> **Written task**: Work out how many lines in the listing below include the word "JSON"; answer with the number alone.

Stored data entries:
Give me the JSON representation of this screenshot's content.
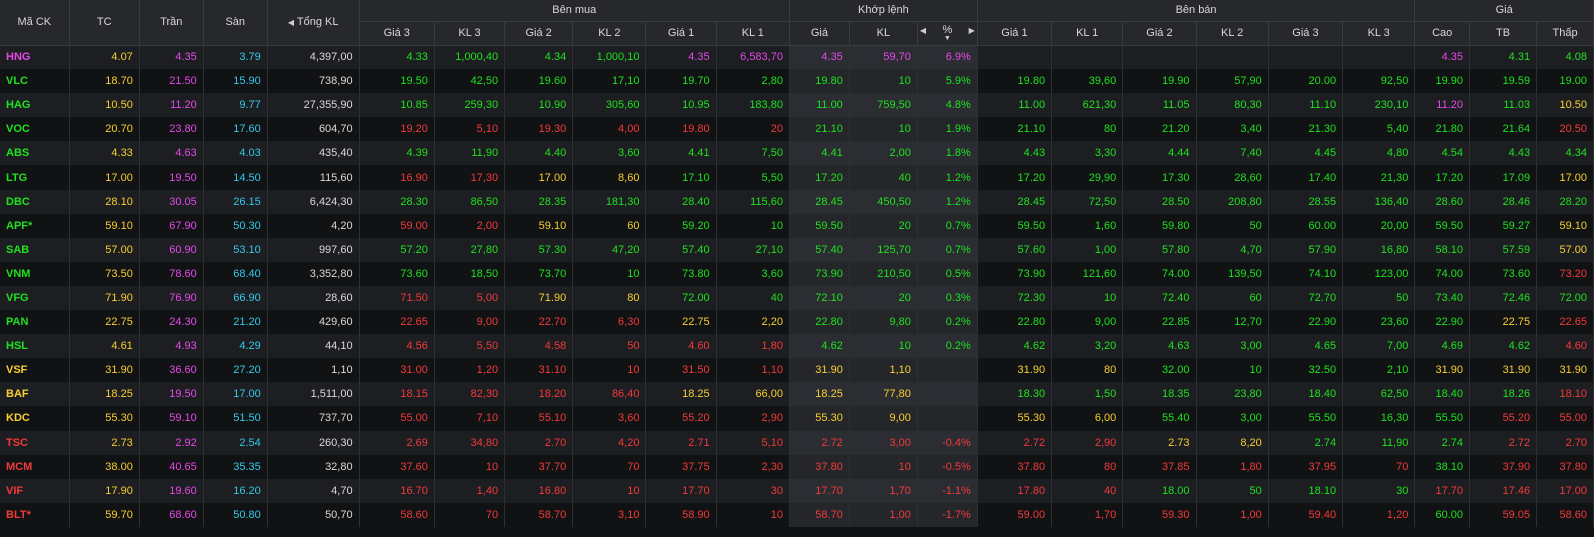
{
  "header": {
    "symbol": "Mã CK",
    "ref": "TC",
    "ceil": "Trần",
    "floor": "Sàn",
    "total": "Tổng KL",
    "buy_group": "Bên mua",
    "match_group": "Khớp lệnh",
    "sell_group": "Bên bán",
    "price_group": "Giá",
    "buy_cols": [
      "Giá 3",
      "KL 3",
      "Giá 2",
      "KL 2",
      "Giá 1",
      "KL 1"
    ],
    "match_cols": [
      "Giá",
      "KL",
      "%"
    ],
    "sell_cols": [
      "Giá 1",
      "KL 1",
      "Giá 2",
      "KL 2",
      "Giá 3",
      "KL 3"
    ],
    "price_cols": [
      "Cao",
      "TB",
      "Thấp"
    ],
    "arrow_left": "◀",
    "arrow_right": "▶",
    "sort_down": "▼"
  },
  "colors": {
    "up": "#1ee21e",
    "down": "#f23a3a",
    "ref": "#f5d030",
    "ceil": "#e44ae8",
    "floor": "#33c9e8",
    "neutral": "#d9d9d9"
  },
  "rows": [
    {
      "sym": "HNG",
      "sc": "ceil",
      "ref": "4.07",
      "ceil": "4.35",
      "floor": "3.79",
      "total": "4,397,00",
      "b3": [
        "4.33",
        "1,000,40",
        "up"
      ],
      "b2": [
        "4.34",
        "1,000,10",
        "up"
      ],
      "b1": [
        "4.35",
        "6,583,70",
        "ceil"
      ],
      "mp": [
        "4.35",
        "ceil"
      ],
      "mv": "59,70",
      "mpct": "6.9%",
      "s1": [
        "",
        "",
        ""
      ],
      "s2": [
        "",
        "",
        ""
      ],
      "s3": [
        "",
        "",
        ""
      ],
      "hi": [
        "4.35",
        "ceil"
      ],
      "avg": [
        "4.31",
        "up"
      ],
      "lo": [
        "4.08",
        "up"
      ]
    },
    {
      "sym": "VLC",
      "sc": "up",
      "ref": "18.70",
      "ceil": "21.50",
      "floor": "15.90",
      "total": "738,90",
      "b3": [
        "19.50",
        "42,50",
        "up"
      ],
      "b2": [
        "19.60",
        "17,10",
        "up"
      ],
      "b1": [
        "19.70",
        "2,80",
        "up"
      ],
      "mp": [
        "19.80",
        "up"
      ],
      "mv": "10",
      "mpct": "5.9%",
      "s1": [
        "19.80",
        "39,60",
        "up"
      ],
      "s2": [
        "19.90",
        "57,90",
        "up"
      ],
      "s3": [
        "20.00",
        "92,50",
        "up"
      ],
      "hi": [
        "19.90",
        "up"
      ],
      "avg": [
        "19.59",
        "up"
      ],
      "lo": [
        "19.00",
        "up"
      ]
    },
    {
      "sym": "HAG",
      "sc": "up",
      "ref": "10.50",
      "ceil": "11.20",
      "floor": "9.77",
      "total": "27,355,90",
      "b3": [
        "10.85",
        "259,30",
        "up"
      ],
      "b2": [
        "10.90",
        "305,60",
        "up"
      ],
      "b1": [
        "10.95",
        "183,80",
        "up"
      ],
      "mp": [
        "11.00",
        "up"
      ],
      "mv": "759,50",
      "mpct": "4.8%",
      "s1": [
        "11.00",
        "621,30",
        "up"
      ],
      "s2": [
        "11.05",
        "80,30",
        "up"
      ],
      "s3": [
        "11.10",
        "230,10",
        "up"
      ],
      "hi": [
        "11.20",
        "ceil"
      ],
      "avg": [
        "11.03",
        "up"
      ],
      "lo": [
        "10.50",
        "ref"
      ]
    },
    {
      "sym": "VOC",
      "sc": "up",
      "ref": "20.70",
      "ceil": "23.80",
      "floor": "17.60",
      "total": "604,70",
      "b3": [
        "19.20",
        "5,10",
        "down"
      ],
      "b2": [
        "19.30",
        "4,00",
        "down"
      ],
      "b1": [
        "19.80",
        "20",
        "down"
      ],
      "mp": [
        "21.10",
        "up"
      ],
      "mv": "10",
      "mpct": "1.9%",
      "s1": [
        "21.10",
        "80",
        "up"
      ],
      "s2": [
        "21.20",
        "3,40",
        "up"
      ],
      "s3": [
        "21.30",
        "5,40",
        "up"
      ],
      "hi": [
        "21.80",
        "up"
      ],
      "avg": [
        "21.64",
        "up"
      ],
      "lo": [
        "20.50",
        "down"
      ]
    },
    {
      "sym": "ABS",
      "sc": "up",
      "ref": "4.33",
      "ceil": "4.63",
      "floor": "4.03",
      "total": "435,40",
      "b3": [
        "4.39",
        "11,90",
        "up"
      ],
      "b2": [
        "4.40",
        "3,60",
        "up"
      ],
      "b1": [
        "4.41",
        "7,50",
        "up"
      ],
      "mp": [
        "4.41",
        "up"
      ],
      "mv": "2,00",
      "mpct": "1.8%",
      "s1": [
        "4.43",
        "3,30",
        "up"
      ],
      "s2": [
        "4.44",
        "7,40",
        "up"
      ],
      "s3": [
        "4.45",
        "4,80",
        "up"
      ],
      "hi": [
        "4.54",
        "up"
      ],
      "avg": [
        "4.43",
        "up"
      ],
      "lo": [
        "4.34",
        "up"
      ]
    },
    {
      "sym": "LTG",
      "sc": "up",
      "ref": "17.00",
      "ceil": "19.50",
      "floor": "14.50",
      "total": "115,60",
      "b3": [
        "16.90",
        "17,30",
        "down"
      ],
      "b2": [
        "17.00",
        "8,60",
        "ref"
      ],
      "b1": [
        "17.10",
        "5,50",
        "up"
      ],
      "mp": [
        "17.20",
        "up"
      ],
      "mv": "40",
      "mpct": "1.2%",
      "s1": [
        "17.20",
        "29,90",
        "up"
      ],
      "s2": [
        "17.30",
        "28,60",
        "up"
      ],
      "s3": [
        "17.40",
        "21,30",
        "up"
      ],
      "hi": [
        "17.20",
        "up"
      ],
      "avg": [
        "17.09",
        "up"
      ],
      "lo": [
        "17.00",
        "ref"
      ]
    },
    {
      "sym": "DBC",
      "sc": "up",
      "ref": "28.10",
      "ceil": "30.05",
      "floor": "26.15",
      "total": "6,424,30",
      "b3": [
        "28.30",
        "86,50",
        "up"
      ],
      "b2": [
        "28.35",
        "181,30",
        "up"
      ],
      "b1": [
        "28.40",
        "115,60",
        "up"
      ],
      "mp": [
        "28.45",
        "up"
      ],
      "mv": "450,50",
      "mpct": "1.2%",
      "s1": [
        "28.45",
        "72,50",
        "up"
      ],
      "s2": [
        "28.50",
        "208,80",
        "up"
      ],
      "s3": [
        "28.55",
        "136,40",
        "up"
      ],
      "hi": [
        "28.60",
        "up"
      ],
      "avg": [
        "28.46",
        "up"
      ],
      "lo": [
        "28.20",
        "up"
      ]
    },
    {
      "sym": "APF*",
      "sc": "up",
      "ref": "59.10",
      "ceil": "67.90",
      "floor": "50.30",
      "total": "4,20",
      "b3": [
        "59.00",
        "2,00",
        "down"
      ],
      "b2": [
        "59.10",
        "60",
        "ref"
      ],
      "b1": [
        "59.20",
        "10",
        "up"
      ],
      "mp": [
        "59.50",
        "up"
      ],
      "mv": "20",
      "mpct": "0.7%",
      "s1": [
        "59.50",
        "1,60",
        "up"
      ],
      "s2": [
        "59.80",
        "50",
        "up"
      ],
      "s3": [
        "60.00",
        "20,00",
        "up"
      ],
      "hi": [
        "59.50",
        "up"
      ],
      "avg": [
        "59.27",
        "up"
      ],
      "lo": [
        "59.10",
        "ref"
      ]
    },
    {
      "sym": "SAB",
      "sc": "up",
      "ref": "57.00",
      "ceil": "60.90",
      "floor": "53.10",
      "total": "997,60",
      "b3": [
        "57.20",
        "27,80",
        "up"
      ],
      "b2": [
        "57.30",
        "47,20",
        "up"
      ],
      "b1": [
        "57.40",
        "27,10",
        "up"
      ],
      "mp": [
        "57.40",
        "up"
      ],
      "mv": "125,70",
      "mpct": "0.7%",
      "s1": [
        "57.60",
        "1,00",
        "up"
      ],
      "s2": [
        "57.80",
        "4,70",
        "up"
      ],
      "s3": [
        "57.90",
        "16,80",
        "up"
      ],
      "hi": [
        "58.10",
        "up"
      ],
      "avg": [
        "57.59",
        "up"
      ],
      "lo": [
        "57.00",
        "ref"
      ]
    },
    {
      "sym": "VNM",
      "sc": "up",
      "ref": "73.50",
      "ceil": "78.60",
      "floor": "68.40",
      "total": "3,352,80",
      "b3": [
        "73.60",
        "18,50",
        "up"
      ],
      "b2": [
        "73.70",
        "10",
        "up"
      ],
      "b1": [
        "73.80",
        "3,60",
        "up"
      ],
      "mp": [
        "73.90",
        "up"
      ],
      "mv": "210,50",
      "mpct": "0.5%",
      "s1": [
        "73.90",
        "121,60",
        "up"
      ],
      "s2": [
        "74.00",
        "139,50",
        "up"
      ],
      "s3": [
        "74.10",
        "123,00",
        "up"
      ],
      "hi": [
        "74.00",
        "up"
      ],
      "avg": [
        "73.60",
        "up"
      ],
      "lo": [
        "73.20",
        "down"
      ]
    },
    {
      "sym": "VFG",
      "sc": "up",
      "ref": "71.90",
      "ceil": "76.90",
      "floor": "66.90",
      "total": "28,60",
      "b3": [
        "71.50",
        "5,00",
        "down"
      ],
      "b2": [
        "71.90",
        "80",
        "ref"
      ],
      "b1": [
        "72.00",
        "40",
        "up"
      ],
      "mp": [
        "72.10",
        "up"
      ],
      "mv": "20",
      "mpct": "0.3%",
      "s1": [
        "72.30",
        "10",
        "up"
      ],
      "s2": [
        "72.40",
        "60",
        "up"
      ],
      "s3": [
        "72.70",
        "50",
        "up"
      ],
      "hi": [
        "73.40",
        "up"
      ],
      "avg": [
        "72.46",
        "up"
      ],
      "lo": [
        "72.00",
        "up"
      ]
    },
    {
      "sym": "PAN",
      "sc": "up",
      "ref": "22.75",
      "ceil": "24.30",
      "floor": "21.20",
      "total": "429,60",
      "b3": [
        "22.65",
        "9,00",
        "down"
      ],
      "b2": [
        "22.70",
        "6,30",
        "down"
      ],
      "b1": [
        "22.75",
        "2,20",
        "ref"
      ],
      "mp": [
        "22.80",
        "up"
      ],
      "mv": "9,80",
      "mpct": "0.2%",
      "s1": [
        "22.80",
        "9,00",
        "up"
      ],
      "s2": [
        "22.85",
        "12,70",
        "up"
      ],
      "s3": [
        "22.90",
        "23,60",
        "up"
      ],
      "hi": [
        "22.90",
        "up"
      ],
      "avg": [
        "22.75",
        "ref"
      ],
      "lo": [
        "22.65",
        "down"
      ]
    },
    {
      "sym": "HSL",
      "sc": "up",
      "ref": "4.61",
      "ceil": "4.93",
      "floor": "4.29",
      "total": "44,10",
      "b3": [
        "4.56",
        "5,50",
        "down"
      ],
      "b2": [
        "4.58",
        "50",
        "down"
      ],
      "b1": [
        "4.60",
        "1,80",
        "down"
      ],
      "mp": [
        "4.62",
        "up"
      ],
      "mv": "10",
      "mpct": "0.2%",
      "s1": [
        "4.62",
        "3,20",
        "up"
      ],
      "s2": [
        "4.63",
        "3,00",
        "up"
      ],
      "s3": [
        "4.65",
        "7,00",
        "up"
      ],
      "hi": [
        "4.69",
        "up"
      ],
      "avg": [
        "4.62",
        "up"
      ],
      "lo": [
        "4.60",
        "down"
      ]
    },
    {
      "sym": "VSF",
      "sc": "ref",
      "ref": "31.90",
      "ceil": "36.60",
      "floor": "27.20",
      "total": "1,10",
      "b3": [
        "31.00",
        "1,20",
        "down"
      ],
      "b2": [
        "31.10",
        "10",
        "down"
      ],
      "b1": [
        "31.50",
        "1,10",
        "down"
      ],
      "mp": [
        "31.90",
        "ref"
      ],
      "mv": "1,10",
      "mpct": "",
      "s1": [
        "31.90",
        "80",
        "ref"
      ],
      "s2": [
        "32.00",
        "10",
        "up"
      ],
      "s3": [
        "32.50",
        "2,10",
        "up"
      ],
      "hi": [
        "31.90",
        "ref"
      ],
      "avg": [
        "31.90",
        "ref"
      ],
      "lo": [
        "31.90",
        "ref"
      ]
    },
    {
      "sym": "BAF",
      "sc": "ref",
      "ref": "18.25",
      "ceil": "19.50",
      "floor": "17.00",
      "total": "1,511,00",
      "b3": [
        "18.15",
        "82,30",
        "down"
      ],
      "b2": [
        "18.20",
        "86,40",
        "down"
      ],
      "b1": [
        "18.25",
        "66,00",
        "ref"
      ],
      "mp": [
        "18.25",
        "ref"
      ],
      "mv": "77,80",
      "mpct": "",
      "s1": [
        "18.30",
        "1,50",
        "up"
      ],
      "s2": [
        "18.35",
        "23,80",
        "up"
      ],
      "s3": [
        "18.40",
        "62,50",
        "up"
      ],
      "hi": [
        "18.40",
        "up"
      ],
      "avg": [
        "18.26",
        "up"
      ],
      "lo": [
        "18.10",
        "down"
      ]
    },
    {
      "sym": "KDC",
      "sc": "ref",
      "ref": "55.30",
      "ceil": "59.10",
      "floor": "51.50",
      "total": "737,70",
      "b3": [
        "55.00",
        "7,10",
        "down"
      ],
      "b2": [
        "55.10",
        "3,60",
        "down"
      ],
      "b1": [
        "55.20",
        "2,90",
        "down"
      ],
      "mp": [
        "55.30",
        "ref"
      ],
      "mv": "9,00",
      "mpct": "",
      "s1": [
        "55.30",
        "6,00",
        "ref"
      ],
      "s2": [
        "55.40",
        "3,00",
        "up"
      ],
      "s3": [
        "55.50",
        "16,30",
        "up"
      ],
      "hi": [
        "55.50",
        "up"
      ],
      "avg": [
        "55.20",
        "down"
      ],
      "lo": [
        "55.00",
        "down"
      ]
    },
    {
      "sym": "TSC",
      "sc": "down",
      "ref": "2.73",
      "ceil": "2.92",
      "floor": "2.54",
      "total": "260,30",
      "b3": [
        "2.69",
        "34,80",
        "down"
      ],
      "b2": [
        "2.70",
        "4,20",
        "down"
      ],
      "b1": [
        "2.71",
        "5,10",
        "down"
      ],
      "mp": [
        "2.72",
        "down"
      ],
      "mv": "3,00",
      "mpct": "-0.4%",
      "s1": [
        "2.72",
        "2,90",
        "down"
      ],
      "s2": [
        "2.73",
        "8,20",
        "ref"
      ],
      "s3": [
        "2.74",
        "11,90",
        "up"
      ],
      "hi": [
        "2.74",
        "up"
      ],
      "avg": [
        "2.72",
        "down"
      ],
      "lo": [
        "2.70",
        "down"
      ]
    },
    {
      "sym": "MCM",
      "sc": "down",
      "ref": "38.00",
      "ceil": "40.65",
      "floor": "35.35",
      "total": "32,80",
      "b3": [
        "37.60",
        "10",
        "down"
      ],
      "b2": [
        "37.70",
        "70",
        "down"
      ],
      "b1": [
        "37.75",
        "2,30",
        "down"
      ],
      "mp": [
        "37.80",
        "down"
      ],
      "mv": "10",
      "mpct": "-0.5%",
      "s1": [
        "37.80",
        "80",
        "down"
      ],
      "s2": [
        "37.85",
        "1,80",
        "down"
      ],
      "s3": [
        "37.95",
        "70",
        "down"
      ],
      "hi": [
        "38.10",
        "up"
      ],
      "avg": [
        "37.90",
        "down"
      ],
      "lo": [
        "37.80",
        "down"
      ]
    },
    {
      "sym": "VIF",
      "sc": "down",
      "ref": "17.90",
      "ceil": "19.60",
      "floor": "16.20",
      "total": "4,70",
      "b3": [
        "16.70",
        "1,40",
        "down"
      ],
      "b2": [
        "16.80",
        "10",
        "down"
      ],
      "b1": [
        "17.70",
        "30",
        "down"
      ],
      "mp": [
        "17.70",
        "down"
      ],
      "mv": "1,70",
      "mpct": "-1.1%",
      "s1": [
        "17.80",
        "40",
        "down"
      ],
      "s2": [
        "18.00",
        "50",
        "up"
      ],
      "s3": [
        "18.10",
        "30",
        "up"
      ],
      "hi": [
        "17.70",
        "down"
      ],
      "avg": [
        "17.46",
        "down"
      ],
      "lo": [
        "17.00",
        "down"
      ]
    },
    {
      "sym": "BLT*",
      "sc": "down",
      "ref": "59.70",
      "ceil": "68.60",
      "floor": "50.80",
      "total": "50,70",
      "b3": [
        "58.60",
        "70",
        "down"
      ],
      "b2": [
        "58.70",
        "3,10",
        "down"
      ],
      "b1": [
        "58.90",
        "10",
        "down"
      ],
      "mp": [
        "58.70",
        "down"
      ],
      "mv": "1,00",
      "mpct": "-1.7%",
      "s1": [
        "59.00",
        "1,70",
        "down"
      ],
      "s2": [
        "59.30",
        "1,00",
        "down"
      ],
      "s3": [
        "59.40",
        "1,20",
        "down"
      ],
      "hi": [
        "60.00",
        "up"
      ],
      "avg": [
        "59.05",
        "down"
      ],
      "lo": [
        "58.60",
        "down"
      ]
    }
  ]
}
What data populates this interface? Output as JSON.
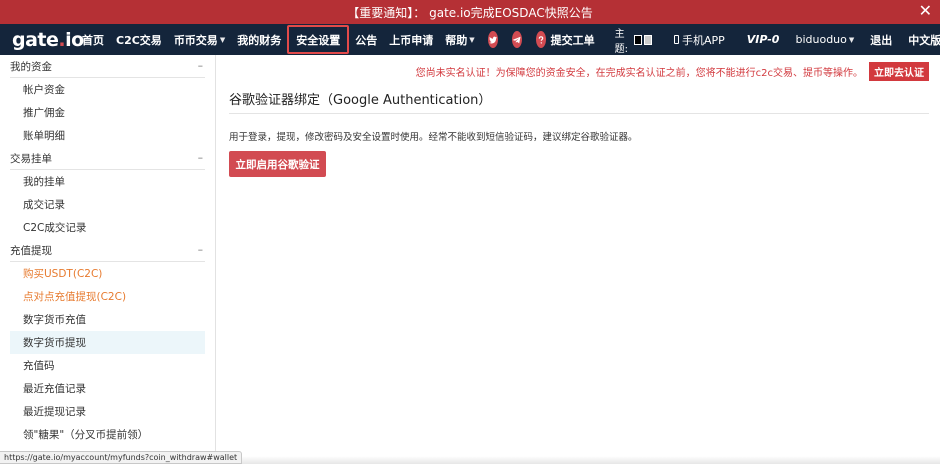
{
  "notice": {
    "text": "【重要通知】：  gate.io完成EOSDAC快照公告",
    "close": "✕"
  },
  "navbar": {
    "logo_main": "gate",
    "logo_dot": ".",
    "logo_tail": "io",
    "items": [
      {
        "label": "首页"
      },
      {
        "label": "C2C交易"
      },
      {
        "label": "币币交易",
        "dropdown": true
      },
      {
        "label": "我的财务"
      },
      {
        "label": "安全设置",
        "active": true
      },
      {
        "label": "公告"
      },
      {
        "label": "上币申请"
      },
      {
        "label": "帮助",
        "dropdown": true
      }
    ],
    "ticket": "提交工单",
    "theme_label": "主题:",
    "mobile_app": "手机APP",
    "vip": "VIP-0",
    "username": "biduoduo",
    "logout": "退出",
    "language": "中文版",
    "chevron": "▼",
    "accent": "#d24b52",
    "bg": "#14253b"
  },
  "sidebar": {
    "groups": [
      {
        "title": "我的资金",
        "toggle": "–",
        "items": [
          {
            "label": "帐户资金"
          },
          {
            "label": "推广佣金"
          },
          {
            "label": "账单明细"
          }
        ]
      },
      {
        "title": "交易挂单",
        "toggle": "–",
        "items": [
          {
            "label": "我的挂单"
          },
          {
            "label": "成交记录"
          },
          {
            "label": "C2C成交记录"
          }
        ]
      },
      {
        "title": "充值提现",
        "toggle": "–",
        "items": [
          {
            "label": "购买USDT(C2C)",
            "orange": true
          },
          {
            "label": "点对点充值提现(C2C)",
            "orange": true
          },
          {
            "label": "数字货币充值"
          },
          {
            "label": "数字货币提现",
            "selected": true
          },
          {
            "label": "充值码"
          },
          {
            "label": "最近充值记录"
          },
          {
            "label": "最近提现记录"
          },
          {
            "label": "领\"糖果\"（分叉币提前领）"
          }
        ]
      }
    ]
  },
  "main": {
    "warning": "您尚未实名认证！为保障您的资金安全，在完成实名认证之前，您将不能进行c2c交易、提币等操作。",
    "warning_button": "立即去认证",
    "title": "谷歌验证器绑定（Google Authentication）",
    "description": "用于登录，提现，修改密码及安全设置时使用。经常不能收到短信验证码，建议绑定谷歌验证器。",
    "enable_button": "立即启用谷歌验证"
  },
  "statusbar": {
    "url": "https://gate.io/myaccount/myfunds?coin_withdraw#wallet"
  }
}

> **Result for this exercise**: 2